Transcribe the records that follow. Keep every word exactly, and drop the pictures.

'''

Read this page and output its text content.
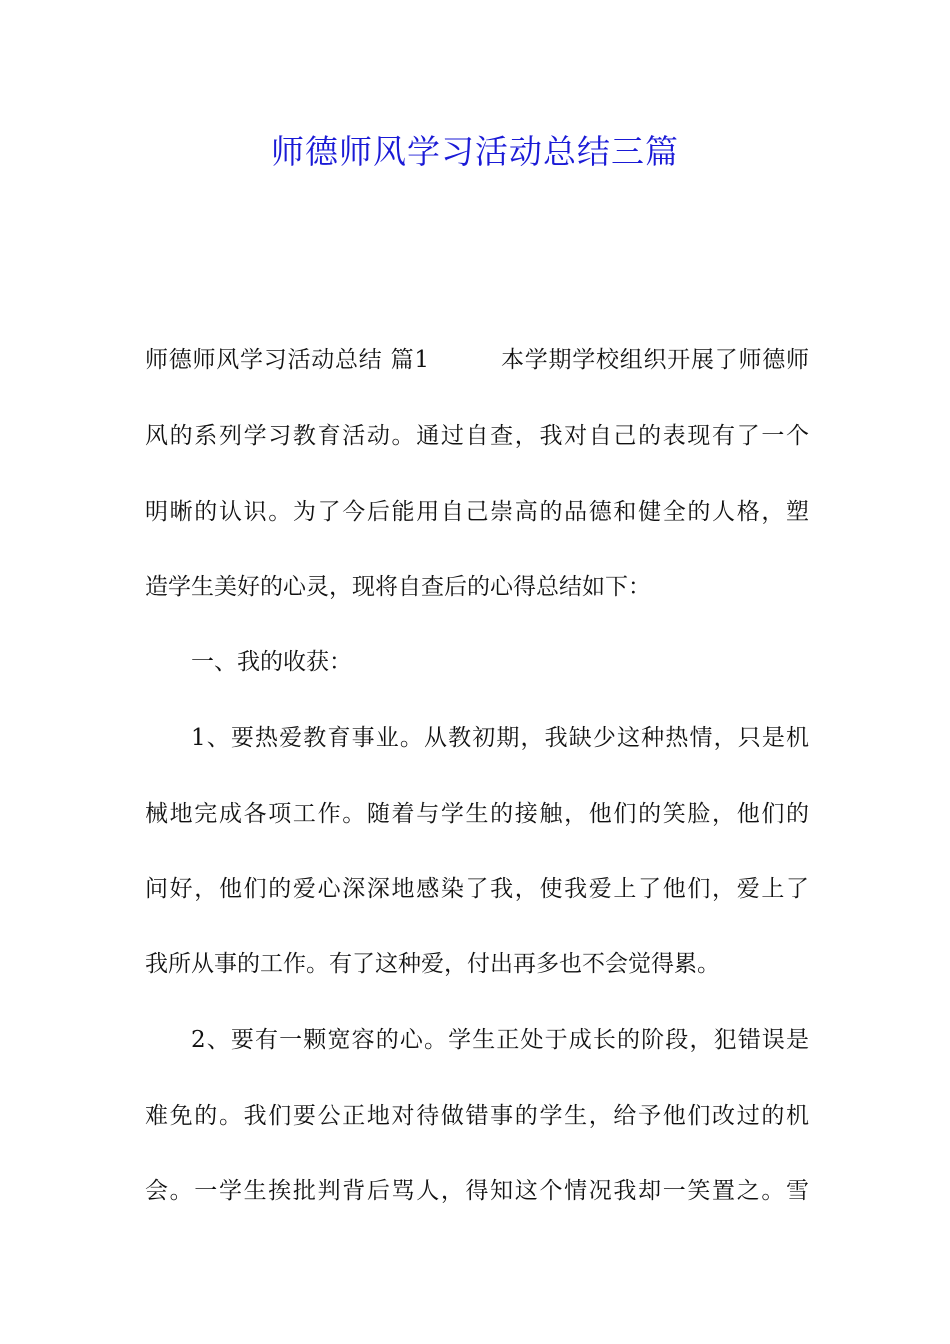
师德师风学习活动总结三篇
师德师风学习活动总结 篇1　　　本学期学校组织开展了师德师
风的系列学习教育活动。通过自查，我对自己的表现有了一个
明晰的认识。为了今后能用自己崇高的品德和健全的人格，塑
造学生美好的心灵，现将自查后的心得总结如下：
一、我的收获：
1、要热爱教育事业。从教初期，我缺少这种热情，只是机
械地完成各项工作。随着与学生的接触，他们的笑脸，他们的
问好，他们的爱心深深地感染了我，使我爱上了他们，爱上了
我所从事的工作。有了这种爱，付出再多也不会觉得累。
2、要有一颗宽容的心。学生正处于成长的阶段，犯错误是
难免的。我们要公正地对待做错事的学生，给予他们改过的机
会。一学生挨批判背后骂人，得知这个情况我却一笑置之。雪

'''

Solution
Read this page and output its text content.
师德师风学习活动总结三篇
师德师风学习活动总结 篇1　　　本学期学校组织开展了师德师
风的系列学习教育活动。通过自查，我对自己的表现有了一个
明晰的认识。为了今后能用自己崇高的品德和健全的人格，塑
造学生美好的心灵，现将自查后的心得总结如下：
一、我的收获：
1、要热爱教育事业。从教初期，我缺少这种热情，只是机
械地完成各项工作。随着与学生的接触，他们的笑脸，他们的
问好，他们的爱心深深地感染了我，使我爱上了他们，爱上了
我所从事的工作。有了这种爱，付出再多也不会觉得累。
2、要有一颗宽容的心。学生正处于成长的阶段，犯错误是
难免的。我们要公正地对待做错事的学生，给予他们改过的机
会。一学生挨批判背后骂人，得知这个情况我却一笑置之。雪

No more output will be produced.